Provided data:
+++

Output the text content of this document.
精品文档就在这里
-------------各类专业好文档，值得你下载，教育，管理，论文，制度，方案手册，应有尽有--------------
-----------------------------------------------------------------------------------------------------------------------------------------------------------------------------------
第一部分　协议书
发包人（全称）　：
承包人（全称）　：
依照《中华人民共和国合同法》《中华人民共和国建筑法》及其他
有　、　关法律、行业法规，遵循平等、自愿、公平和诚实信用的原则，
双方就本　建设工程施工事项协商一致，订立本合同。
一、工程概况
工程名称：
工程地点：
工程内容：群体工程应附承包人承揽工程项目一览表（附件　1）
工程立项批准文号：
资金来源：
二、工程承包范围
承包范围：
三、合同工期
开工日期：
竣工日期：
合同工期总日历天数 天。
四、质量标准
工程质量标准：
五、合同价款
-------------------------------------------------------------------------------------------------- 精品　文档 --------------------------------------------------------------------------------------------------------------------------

+++

Extract every entry above as it appears.

Output the text content of this document.
精品文档就在这里
-------------各类专业好文档，值得你下载，教育，管理，论文，制度，方案手册，应有尽有--------------
-----------------------------------------------------------------------------------------------------------------------------------------------------------------------------------
第一部分　协议书
发包人（全称）　：
承包人（全称）　：
依照《中华人民共和国合同法》《中华人民共和国建筑法》及其他
有　、　关法律、行业法规，遵循平等、自愿、公平和诚实信用的原则，
双方就本　建设工程施工事项协商一致，订立本合同。
一、工程概况
工程名称：
工程地点：
工程内容：群体工程应附承包人承揽工程项目一览表（附件　1）
工程立项批准文号：
资金来源：
二、工程承包范围
承包范围：
三、合同工期
开工日期：
竣工日期：
合同工期总日历天数 天。
四、质量标准
工程质量标准：
五、合同价款
-------------------------------------------------------------------------------------------------- 精品　文档 --------------------------------------------------------------------------------------------------------------------------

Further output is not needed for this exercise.